Scan the data below. Pull out each line where "цельнолитыми" occurs.

Dataset excerpts:
>> Start

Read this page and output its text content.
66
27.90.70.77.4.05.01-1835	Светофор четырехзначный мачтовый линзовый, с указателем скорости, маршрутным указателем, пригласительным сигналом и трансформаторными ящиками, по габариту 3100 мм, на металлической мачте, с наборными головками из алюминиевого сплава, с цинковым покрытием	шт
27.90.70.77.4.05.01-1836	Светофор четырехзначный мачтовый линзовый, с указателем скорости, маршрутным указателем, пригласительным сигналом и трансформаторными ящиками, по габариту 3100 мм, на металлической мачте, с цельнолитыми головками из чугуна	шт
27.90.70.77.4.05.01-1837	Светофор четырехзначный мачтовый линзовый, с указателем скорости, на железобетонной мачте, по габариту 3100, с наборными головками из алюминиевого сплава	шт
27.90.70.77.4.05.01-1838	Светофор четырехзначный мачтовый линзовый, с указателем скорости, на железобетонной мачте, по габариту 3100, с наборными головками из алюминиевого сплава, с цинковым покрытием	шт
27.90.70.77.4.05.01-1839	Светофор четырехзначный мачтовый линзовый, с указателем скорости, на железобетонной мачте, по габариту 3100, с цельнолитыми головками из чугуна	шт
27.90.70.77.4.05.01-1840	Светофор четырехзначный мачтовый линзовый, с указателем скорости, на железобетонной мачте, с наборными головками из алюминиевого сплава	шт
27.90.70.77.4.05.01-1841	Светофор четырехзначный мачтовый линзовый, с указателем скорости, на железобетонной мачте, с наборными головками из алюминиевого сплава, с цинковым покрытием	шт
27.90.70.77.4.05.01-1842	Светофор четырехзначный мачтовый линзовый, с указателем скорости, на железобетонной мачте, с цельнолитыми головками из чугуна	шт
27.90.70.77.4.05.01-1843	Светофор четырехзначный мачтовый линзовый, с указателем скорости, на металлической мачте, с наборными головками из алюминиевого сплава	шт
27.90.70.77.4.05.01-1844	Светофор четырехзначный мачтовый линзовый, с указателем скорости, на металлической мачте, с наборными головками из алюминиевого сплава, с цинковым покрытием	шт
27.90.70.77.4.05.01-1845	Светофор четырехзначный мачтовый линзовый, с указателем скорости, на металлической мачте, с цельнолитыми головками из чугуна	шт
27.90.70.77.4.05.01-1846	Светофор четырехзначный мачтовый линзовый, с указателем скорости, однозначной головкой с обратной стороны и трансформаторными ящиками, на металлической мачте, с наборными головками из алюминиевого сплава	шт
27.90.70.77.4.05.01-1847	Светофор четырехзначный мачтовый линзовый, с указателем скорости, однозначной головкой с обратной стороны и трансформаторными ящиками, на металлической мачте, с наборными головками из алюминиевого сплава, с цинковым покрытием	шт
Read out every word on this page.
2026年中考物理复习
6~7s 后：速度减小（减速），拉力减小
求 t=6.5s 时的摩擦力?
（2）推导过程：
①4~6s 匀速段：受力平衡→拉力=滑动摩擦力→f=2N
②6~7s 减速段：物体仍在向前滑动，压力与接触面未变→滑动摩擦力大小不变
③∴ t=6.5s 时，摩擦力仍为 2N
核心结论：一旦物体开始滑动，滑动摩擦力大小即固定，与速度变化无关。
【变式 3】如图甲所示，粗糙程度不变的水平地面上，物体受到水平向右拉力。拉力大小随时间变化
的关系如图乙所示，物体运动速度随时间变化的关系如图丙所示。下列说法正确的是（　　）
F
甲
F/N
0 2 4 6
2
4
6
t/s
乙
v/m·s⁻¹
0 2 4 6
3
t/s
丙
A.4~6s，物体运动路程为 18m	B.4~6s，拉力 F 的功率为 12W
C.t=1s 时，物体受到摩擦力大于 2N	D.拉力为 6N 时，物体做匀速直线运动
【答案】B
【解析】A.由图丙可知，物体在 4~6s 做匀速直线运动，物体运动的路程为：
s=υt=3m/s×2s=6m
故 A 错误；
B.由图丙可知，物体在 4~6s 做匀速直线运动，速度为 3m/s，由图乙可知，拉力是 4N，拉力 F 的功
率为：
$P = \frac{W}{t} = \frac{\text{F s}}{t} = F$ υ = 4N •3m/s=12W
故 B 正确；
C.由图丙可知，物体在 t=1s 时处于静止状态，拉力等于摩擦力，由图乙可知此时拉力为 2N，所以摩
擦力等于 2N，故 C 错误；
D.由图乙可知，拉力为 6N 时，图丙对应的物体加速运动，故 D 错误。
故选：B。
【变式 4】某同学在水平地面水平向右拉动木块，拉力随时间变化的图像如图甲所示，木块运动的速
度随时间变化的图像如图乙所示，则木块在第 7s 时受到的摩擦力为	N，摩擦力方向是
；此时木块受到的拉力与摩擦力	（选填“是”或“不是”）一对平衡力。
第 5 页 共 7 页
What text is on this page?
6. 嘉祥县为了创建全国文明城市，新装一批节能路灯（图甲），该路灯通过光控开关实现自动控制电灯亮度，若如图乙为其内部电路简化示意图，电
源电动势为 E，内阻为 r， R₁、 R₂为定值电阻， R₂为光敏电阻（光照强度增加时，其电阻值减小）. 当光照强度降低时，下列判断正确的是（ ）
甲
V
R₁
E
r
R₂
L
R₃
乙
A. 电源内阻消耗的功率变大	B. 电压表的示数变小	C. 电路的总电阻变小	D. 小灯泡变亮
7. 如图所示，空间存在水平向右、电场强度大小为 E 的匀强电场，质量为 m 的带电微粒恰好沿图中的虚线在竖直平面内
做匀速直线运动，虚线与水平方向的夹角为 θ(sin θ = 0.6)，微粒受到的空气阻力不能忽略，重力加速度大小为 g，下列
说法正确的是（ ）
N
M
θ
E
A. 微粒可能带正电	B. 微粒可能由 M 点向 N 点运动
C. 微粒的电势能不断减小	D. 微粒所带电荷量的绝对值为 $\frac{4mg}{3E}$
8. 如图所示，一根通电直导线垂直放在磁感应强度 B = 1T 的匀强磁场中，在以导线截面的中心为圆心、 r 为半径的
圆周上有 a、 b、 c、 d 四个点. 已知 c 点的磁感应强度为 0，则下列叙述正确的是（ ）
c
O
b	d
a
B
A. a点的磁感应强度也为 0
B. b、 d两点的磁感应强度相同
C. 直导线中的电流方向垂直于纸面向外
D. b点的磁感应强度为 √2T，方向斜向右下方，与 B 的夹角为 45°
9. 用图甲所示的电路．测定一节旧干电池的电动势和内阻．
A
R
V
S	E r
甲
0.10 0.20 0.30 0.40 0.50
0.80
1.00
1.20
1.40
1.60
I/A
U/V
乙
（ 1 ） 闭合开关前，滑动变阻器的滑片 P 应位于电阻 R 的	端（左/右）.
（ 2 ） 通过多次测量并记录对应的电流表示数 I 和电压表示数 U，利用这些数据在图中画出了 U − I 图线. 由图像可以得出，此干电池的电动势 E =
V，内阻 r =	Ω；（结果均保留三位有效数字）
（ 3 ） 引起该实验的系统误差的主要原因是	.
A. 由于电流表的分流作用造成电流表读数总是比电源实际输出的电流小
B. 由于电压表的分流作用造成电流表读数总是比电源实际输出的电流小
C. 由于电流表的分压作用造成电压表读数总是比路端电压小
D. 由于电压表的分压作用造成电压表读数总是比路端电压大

>> End

Output for this task:
27.90.70.77.4.05.01-1836	Светофор четырехзначный мачтовый линзовый, с указателем скорости, маршрутным указателем, пригласительным сигналом и трансформаторными ящиками, по габариту 3100 мм, на металлической мачте, с цельнолитыми головками из чугуна	шт
27.90.70.77.4.05.01-1839	Светофор четырехзначный мачтовый линзовый, с указателем скорости, на железобетонной мачте, по габариту 3100, с цельнолитыми головками из чугуна	шт
27.90.70.77.4.05.01-1842	Светофор четырехзначный мачтовый линзовый, с указателем скорости, на железобетонной мачте, с цельнолитыми головками из чугуна	шт
27.90.70.77.4.05.01-1845	Светофор четырехзначный мачтовый линзовый, с указателем скорости, на металлической мачте, с цельнолитыми головками из чугуна	шт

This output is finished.